(Records from a collection of figures)
"""
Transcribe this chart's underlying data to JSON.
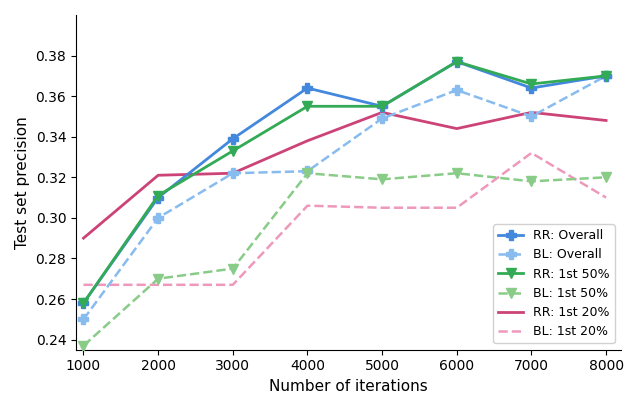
{
  "x": [
    1000,
    2000,
    3000,
    4000,
    5000,
    6000,
    7000,
    8000
  ],
  "rr_overall": [
    0.258,
    0.31,
    0.339,
    0.364,
    0.355,
    0.377,
    0.364,
    0.37
  ],
  "bl_overall": [
    0.25,
    0.3,
    0.322,
    0.323,
    0.349,
    0.363,
    0.35,
    0.37
  ],
  "rr_1st50": [
    0.258,
    0.311,
    0.333,
    0.355,
    0.355,
    0.377,
    0.366,
    0.37
  ],
  "bl_1st50": [
    0.237,
    0.27,
    0.275,
    0.322,
    0.319,
    0.322,
    0.318,
    0.32
  ],
  "rr_1st20": [
    0.29,
    0.321,
    0.322,
    0.338,
    0.352,
    0.344,
    0.352,
    0.348
  ],
  "bl_1st20": [
    0.267,
    0.267,
    0.267,
    0.306,
    0.305,
    0.305,
    0.332,
    0.31
  ],
  "color_blue": "#4488DD",
  "color_blue_light": "#88BBEE",
  "color_green": "#33AA55",
  "color_green_light": "#88CC88",
  "color_pink": "#CC4477",
  "color_pink_light": "#EE99BB",
  "xlabel": "Number of iterations",
  "ylabel": "Test set precision",
  "xlim": [
    900,
    8200
  ],
  "ylim": [
    0.235,
    0.4
  ],
  "yticks": [
    0.24,
    0.26,
    0.28,
    0.3,
    0.32,
    0.34,
    0.36,
    0.38
  ],
  "xticks": [
    1000,
    2000,
    3000,
    4000,
    5000,
    6000,
    7000,
    8000
  ],
  "legend_labels": [
    "RR: Overall",
    "BL: Overall",
    "RR: 1st 50%",
    "BL: 1st 50%",
    "RR: 1st 20%",
    "BL: 1st 20%"
  ]
}
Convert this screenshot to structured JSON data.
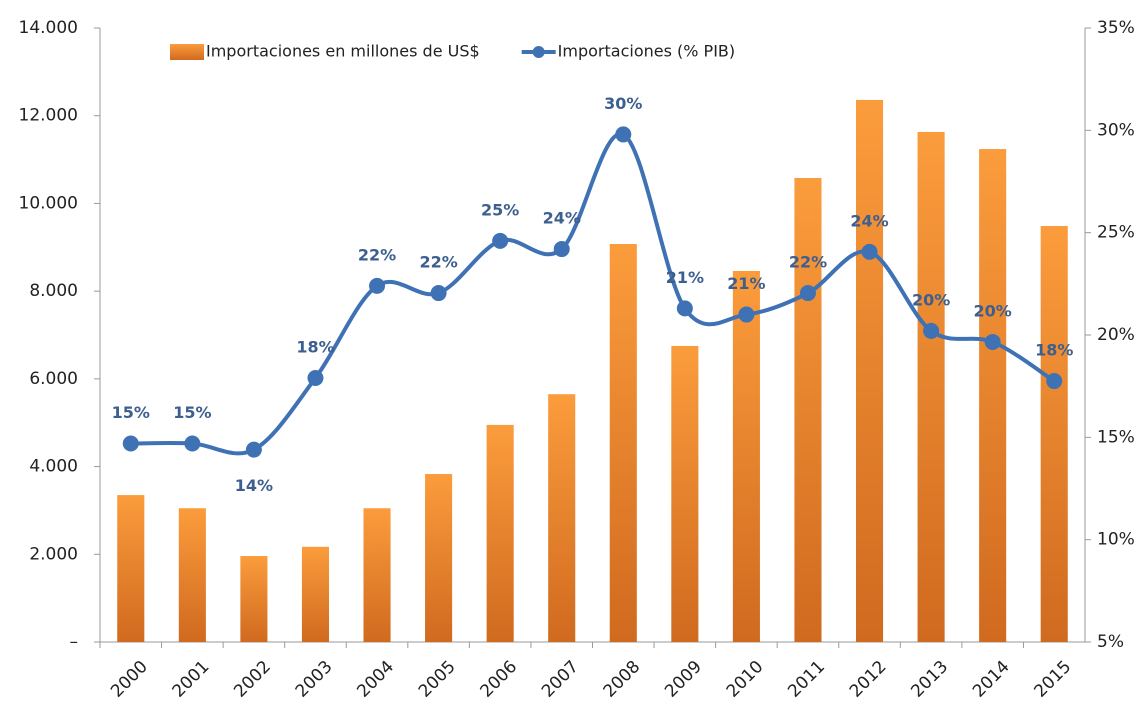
{
  "chart_data": {
    "type": "bar-line",
    "categories": [
      "2000",
      "2001",
      "2002",
      "2003",
      "2004",
      "2005",
      "2006",
      "2007",
      "2008",
      "2009",
      "2010",
      "2011",
      "2012",
      "2013",
      "2014",
      "2015"
    ],
    "series": [
      {
        "name": "Importaciones en millones de US$",
        "type": "bar",
        "color": "#f7922f",
        "values": [
          3350,
          3050,
          1960,
          2170,
          3050,
          3830,
          4950,
          5650,
          9075,
          6750,
          8460,
          10580,
          12360,
          11630,
          11240,
          9485
        ]
      },
      {
        "name": "Importaciones (% PIB)",
        "type": "line",
        "axis": "y2",
        "color": "#3f72b5",
        "smooth": true,
        "values": [
          14.7,
          14.7,
          14.4,
          17.9,
          22.4,
          22.05,
          24.6,
          24.2,
          29.8,
          21.3,
          21.0,
          22.05,
          24.06,
          20.2,
          19.66,
          17.75
        ],
        "value_labels": [
          "15%",
          "15%",
          "14%",
          "18%",
          "22%",
          "22%",
          "25%",
          "24%",
          "30%",
          "21%",
          "21%",
          "22%",
          "24%",
          "20%",
          "20%",
          "18%"
        ]
      }
    ],
    "ylim": [
      0,
      14000
    ],
    "yticks": [
      {
        "value": 0,
        "label": "–"
      },
      {
        "value": 2000,
        "label": "2.000"
      },
      {
        "value": 4000,
        "label": "4.000"
      },
      {
        "value": 6000,
        "label": "6.000"
      },
      {
        "value": 8000,
        "label": "8.000"
      },
      {
        "value": 10000,
        "label": "10.000"
      },
      {
        "value": 12000,
        "label": "12.000"
      },
      {
        "value": 14000,
        "label": "14.000"
      }
    ],
    "y2lim": [
      5,
      35
    ],
    "y2ticks": [
      {
        "value": 5,
        "label": "5%"
      },
      {
        "value": 10,
        "label": "10%"
      },
      {
        "value": 15,
        "label": "15%"
      },
      {
        "value": 20,
        "label": "20%"
      },
      {
        "value": 25,
        "label": "25%"
      },
      {
        "value": 30,
        "label": "30%"
      },
      {
        "value": 35,
        "label": "35%"
      }
    ],
    "legend": "top",
    "grid": false
  }
}
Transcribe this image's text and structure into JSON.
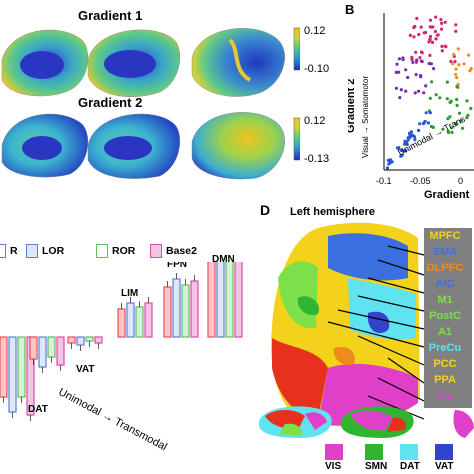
{
  "panel_a": {
    "gradient1_title": "Gradient 1",
    "gradient2_title": "Gradient 2",
    "cb1_max": "0.12",
    "cb1_min": "-0.10",
    "cb2_max": "0.12",
    "cb2_min": "-0.13"
  },
  "panel_b": {
    "letter": "B",
    "ylabel": "Gradient 2",
    "ylabel_arrow": "Visual → Somatomotor",
    "xlabel": "Gradient",
    "diag_label": "Unimodal → Trans",
    "ticks": [
      "-0.1",
      "-0.05",
      "0"
    ]
  },
  "panel_c": {
    "legend": [
      {
        "label": "R",
        "color": "#5b7fd6"
      },
      {
        "label": "LOR",
        "color": "#5b7fd6"
      },
      {
        "label": "ROR",
        "color": "#5cc05c"
      },
      {
        "label": "Base2",
        "color": "#d64ea8"
      }
    ],
    "networks": [
      "DAT",
      "VAT",
      "LIM",
      "FPN",
      "DMN"
    ],
    "arrow_label": "Unimodal → Transmodal"
  },
  "panel_d": {
    "letter": "D",
    "title": "Left hemisphere",
    "regions": [
      {
        "label": "MPFC",
        "color": "#f2d21b"
      },
      {
        "label": "SMA",
        "color": "#3b6fe0"
      },
      {
        "label": "DLPFC",
        "color": "#f08a1c"
      },
      {
        "label": "AIC",
        "color": "#3b6fe0"
      },
      {
        "label": "M1",
        "color": "#7de04a"
      },
      {
        "label": "PostC",
        "color": "#7de04a"
      },
      {
        "label": "A1",
        "color": "#7de04a"
      },
      {
        "label": "PreCu",
        "color": "#5fe3f0"
      },
      {
        "label": "PCC",
        "color": "#f2d21b"
      },
      {
        "label": "PPA",
        "color": "#f2d21b"
      },
      {
        "label": "Vis",
        "color": "#e040c8"
      }
    ],
    "networks": [
      {
        "label": "VIS",
        "color": "#e040c8"
      },
      {
        "label": "SMN",
        "color": "#2fb52f"
      },
      {
        "label": "DAT",
        "color": "#5fe3f0"
      },
      {
        "label": "VAT",
        "color": "#3344cc"
      }
    ]
  }
}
"""
§ **Short exercise**: Every record above should come back exactly, but without its pictures.

§ **Written response**:
Transcribe this chart's underlying data to JSON.
{
  "x": [
    1000,
    2000,
    3000,
    4000,
    5000,
    6000,
    7000,
    8000
  ],
  "rr_overall": [
    0.258,
    0.31,
    0.339,
    0.364,
    0.355,
    0.377,
    0.364,
    0.37
  ],
  "bl_overall": [
    0.25,
    0.3,
    0.322,
    0.323,
    0.349,
    0.363,
    0.35,
    0.37
  ],
  "rr_1st50": [
    0.258,
    0.311,
    0.333,
    0.355,
    0.355,
    0.377,
    0.366,
    0.37
  ],
  "bl_1st50": [
    0.237,
    0.27,
    0.275,
    0.322,
    0.319,
    0.322,
    0.318,
    0.32
  ],
  "rr_1st20": [
    0.29,
    0.321,
    0.322,
    0.338,
    0.352,
    0.344,
    0.352,
    0.348
  ],
  "bl_1st20": [
    0.267,
    0.267,
    0.267,
    0.306,
    0.305,
    0.305,
    0.332,
    0.31
  ],
  "color_blue": "#4488DD",
  "color_blue_light": "#88BBEE",
  "color_green": "#33AA55",
  "color_green_light": "#88CC88",
  "color_pink": "#CC4477",
  "color_pink_light": "#EE99BB",
  "xlabel": "Number of iterations",
  "ylabel": "Test set precision",
  "xlim": [
    900,
    8200
  ],
  "ylim": [
    0.235,
    0.4
  ],
  "yticks": [
    0.24,
    0.26,
    0.28,
    0.3,
    0.32,
    0.34,
    0.36,
    0.38
  ],
  "xticks": [
    1000,
    2000,
    3000,
    4000,
    5000,
    6000,
    7000,
    8000
  ],
  "legend_labels": [
    "RR: Overall",
    "BL: Overall",
    "RR: 1st 50%",
    "BL: 1st 50%",
    "RR: 1st 20%",
    "BL: 1st 20%"
  ]
}
Convert this screenshot to structured JSON data.
{
  "chart_data": {
    "type": "bar-line",
    "categories": [
      "2000",
      "2001",
      "2002",
      "2003",
      "2004",
      "2005",
      "2006",
      "2007",
      "2008",
      "2009",
      "2010",
      "2011",
      "2012",
      "2013",
      "2014",
      "2015"
    ],
    "series": [
      {
        "name": "Importaciones en millones de US$",
        "type": "bar",
        "color": "#f7922f",
        "values": [
          3350,
          3050,
          1960,
          2170,
          3050,
          3830,
          4950,
          5650,
          9075,
          6750,
          8460,
          10580,
          12360,
          11630,
          11240,
          9485
        ]
      },
      {
        "name": "Importaciones (% PIB)",
        "type": "line",
        "axis": "y2",
        "color": "#3f72b5",
        "smooth": true,
        "values": [
          14.7,
          14.7,
          14.4,
          17.9,
          22.4,
          22.05,
          24.6,
          24.2,
          29.8,
          21.3,
          21.0,
          22.05,
          24.06,
          20.2,
          19.66,
          17.75
        ],
        "value_labels": [
          "15%",
          "15%",
          "14%",
          "18%",
          "22%",
          "22%",
          "25%",
          "24%",
          "30%",
          "21%",
          "21%",
          "22%",
          "24%",
          "20%",
          "20%",
          "18%"
        ]
      }
    ],
    "ylim": [
      0,
      14000
    ],
    "yticks": [
      {
        "value": 0,
        "label": "–"
      },
      {
        "value": 2000,
        "label": "2.000"
      },
      {
        "value": 4000,
        "label": "4.000"
      },
      {
        "value": 6000,
        "label": "6.000"
      },
      {
        "value": 8000,
        "label": "8.000"
      },
      {
        "value": 10000,
        "label": "10.000"
      },
      {
        "value": 12000,
        "label": "12.000"
      },
      {
        "value": 14000,
        "label": "14.000"
      }
    ],
    "y2lim": [
      5,
      35
    ],
    "y2ticks": [
      {
        "value": 5,
        "label": "5%"
      },
      {
        "value": 10,
        "label": "10%"
      },
      {
        "value": 15,
        "label": "15%"
      },
      {
        "value": 20,
        "label": "20%"
      },
      {
        "value": 25,
        "label": "25%"
      },
      {
        "value": 30,
        "label": "30%"
      },
      {
        "value": 35,
        "label": "35%"
      }
    ],
    "legend": "top",
    "grid": false
  }
}
Transcribe this image's text and structure into JSON.
{
  "panel_a": {
    "gradient1_title": "Gradient 1",
    "gradient2_title": "Gradient 2",
    "cb1_max": "0.12",
    "cb1_min": "-0.10",
    "cb2_max": "0.12",
    "cb2_min": "-0.13"
  },
  "panel_b": {
    "letter": "B",
    "ylabel": "Gradient 2",
    "ylabel_arrow": "Visual → Somatomotor",
    "xlabel": "Gradient",
    "diag_label": "Unimodal → Trans",
    "ticks": [
      "-0.1",
      "-0.05",
      "0"
    ]
  },
  "panel_c": {
    "legend": [
      {
        "label": "R",
        "color": "#5b7fd6"
      },
      {
        "label": "LOR",
        "color": "#5b7fd6"
      },
      {
        "label": "ROR",
        "color": "#5cc05c"
      },
      {
        "label": "Base2",
        "color": "#d64ea8"
      }
    ],
    "networks": [
      "DAT",
      "VAT",
      "LIM",
      "FPN",
      "DMN"
    ],
    "arrow_label": "Unimodal → Transmodal"
  },
  "panel_d": {
    "letter": "D",
    "title": "Left hemisphere",
    "regions": [
      {
        "label": "MPFC",
        "color": "#f2d21b"
      },
      {
        "label": "SMA",
        "color": "#3b6fe0"
      },
      {
        "label": "DLPFC",
        "color": "#f08a1c"
      },
      {
        "label": "AIC",
        "color": "#3b6fe0"
      },
      {
        "label": "M1",
        "color": "#7de04a"
      },
      {
        "label": "PostC",
        "color": "#7de04a"
      },
      {
        "label": "A1",
        "color": "#7de04a"
      },
      {
        "label": "PreCu",
        "color": "#5fe3f0"
      },
      {
        "label": "PCC",
        "color": "#f2d21b"
      },
      {
        "label": "PPA",
        "color": "#f2d21b"
      },
      {
        "label": "Vis",
        "color": "#e040c8"
      }
    ],
    "networks": [
      {
        "label": "VIS",
        "color": "#e040c8"
      },
      {
        "label": "SMN",
        "color": "#2fb52f"
      },
      {
        "label": "DAT",
        "color": "#5fe3f0"
      },
      {
        "label": "VAT",
        "color": "#3344cc"
      }
    ]
  }
}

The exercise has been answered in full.